■ **Problem to solve**
Gather all lines in the data that hold the string "JSON".

(Items from a dataset)
━━━━━━━━━━━━━━━━━━━━━━━━━━━━━━
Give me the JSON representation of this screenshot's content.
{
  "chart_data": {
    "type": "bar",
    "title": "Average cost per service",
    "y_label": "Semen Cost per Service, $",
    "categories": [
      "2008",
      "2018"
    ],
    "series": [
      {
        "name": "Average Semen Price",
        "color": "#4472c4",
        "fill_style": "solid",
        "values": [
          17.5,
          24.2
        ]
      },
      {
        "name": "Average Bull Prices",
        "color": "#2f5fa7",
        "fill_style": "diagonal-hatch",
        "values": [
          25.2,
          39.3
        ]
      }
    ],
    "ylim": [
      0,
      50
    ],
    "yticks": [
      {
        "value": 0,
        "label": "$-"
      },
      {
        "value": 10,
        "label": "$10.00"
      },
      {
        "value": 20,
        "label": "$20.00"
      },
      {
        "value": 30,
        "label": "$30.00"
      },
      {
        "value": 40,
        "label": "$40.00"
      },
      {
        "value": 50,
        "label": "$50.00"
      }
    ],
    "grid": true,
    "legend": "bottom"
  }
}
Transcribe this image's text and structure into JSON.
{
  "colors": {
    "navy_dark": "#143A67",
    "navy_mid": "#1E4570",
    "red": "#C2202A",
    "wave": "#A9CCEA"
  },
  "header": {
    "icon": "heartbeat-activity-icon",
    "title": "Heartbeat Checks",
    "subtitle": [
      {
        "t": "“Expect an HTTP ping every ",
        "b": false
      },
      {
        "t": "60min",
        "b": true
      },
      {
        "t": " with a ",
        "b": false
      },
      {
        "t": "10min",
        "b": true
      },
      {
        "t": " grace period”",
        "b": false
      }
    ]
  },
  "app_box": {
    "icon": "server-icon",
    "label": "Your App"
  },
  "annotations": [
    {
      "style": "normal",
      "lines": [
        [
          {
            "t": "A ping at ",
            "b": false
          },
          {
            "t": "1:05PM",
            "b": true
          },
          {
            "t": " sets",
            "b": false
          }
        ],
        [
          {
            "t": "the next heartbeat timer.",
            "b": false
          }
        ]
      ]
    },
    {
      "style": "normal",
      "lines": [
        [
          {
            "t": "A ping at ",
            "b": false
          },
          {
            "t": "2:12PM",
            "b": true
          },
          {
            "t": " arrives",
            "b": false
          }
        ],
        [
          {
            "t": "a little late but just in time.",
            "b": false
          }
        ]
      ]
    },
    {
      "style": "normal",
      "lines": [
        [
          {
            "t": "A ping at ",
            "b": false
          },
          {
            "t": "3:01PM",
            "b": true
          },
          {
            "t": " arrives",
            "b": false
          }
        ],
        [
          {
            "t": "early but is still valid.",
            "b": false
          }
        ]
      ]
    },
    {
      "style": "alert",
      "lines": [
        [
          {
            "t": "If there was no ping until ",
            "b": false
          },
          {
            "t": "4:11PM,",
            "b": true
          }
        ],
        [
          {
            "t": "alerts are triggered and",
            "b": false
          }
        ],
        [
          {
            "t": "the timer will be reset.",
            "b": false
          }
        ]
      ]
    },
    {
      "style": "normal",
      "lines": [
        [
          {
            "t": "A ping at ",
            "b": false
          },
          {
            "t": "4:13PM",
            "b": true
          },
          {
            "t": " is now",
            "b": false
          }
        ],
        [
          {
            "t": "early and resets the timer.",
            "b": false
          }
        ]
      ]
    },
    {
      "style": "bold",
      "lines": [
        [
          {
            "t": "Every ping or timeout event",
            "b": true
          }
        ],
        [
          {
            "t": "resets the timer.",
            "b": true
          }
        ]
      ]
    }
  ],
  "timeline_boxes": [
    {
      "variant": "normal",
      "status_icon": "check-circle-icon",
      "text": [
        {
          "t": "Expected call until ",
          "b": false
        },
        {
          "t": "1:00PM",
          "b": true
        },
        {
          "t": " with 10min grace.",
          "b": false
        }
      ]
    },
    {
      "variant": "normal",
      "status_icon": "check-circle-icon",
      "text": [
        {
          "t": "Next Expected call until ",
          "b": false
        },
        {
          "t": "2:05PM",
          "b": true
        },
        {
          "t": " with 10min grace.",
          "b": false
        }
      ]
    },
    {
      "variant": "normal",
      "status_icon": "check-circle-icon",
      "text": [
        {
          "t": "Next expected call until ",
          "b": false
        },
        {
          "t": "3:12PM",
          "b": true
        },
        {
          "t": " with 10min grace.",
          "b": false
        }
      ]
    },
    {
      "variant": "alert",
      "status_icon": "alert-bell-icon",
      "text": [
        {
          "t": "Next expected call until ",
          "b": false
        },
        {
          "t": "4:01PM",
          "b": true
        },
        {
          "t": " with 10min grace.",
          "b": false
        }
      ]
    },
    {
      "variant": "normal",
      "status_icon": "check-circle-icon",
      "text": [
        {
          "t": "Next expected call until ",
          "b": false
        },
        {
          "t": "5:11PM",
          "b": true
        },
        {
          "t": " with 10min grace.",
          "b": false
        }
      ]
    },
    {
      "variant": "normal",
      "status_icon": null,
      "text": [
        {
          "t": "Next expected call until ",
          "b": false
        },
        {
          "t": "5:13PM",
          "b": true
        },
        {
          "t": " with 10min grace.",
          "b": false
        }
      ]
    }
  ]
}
━━━━━━━━━━━━━━━━━━━━━━━━━━━━━━
■ **Solution for this problem**
Give me the JSON representation of this screenshot's content.
Transcribe this image's text and structure into JSON.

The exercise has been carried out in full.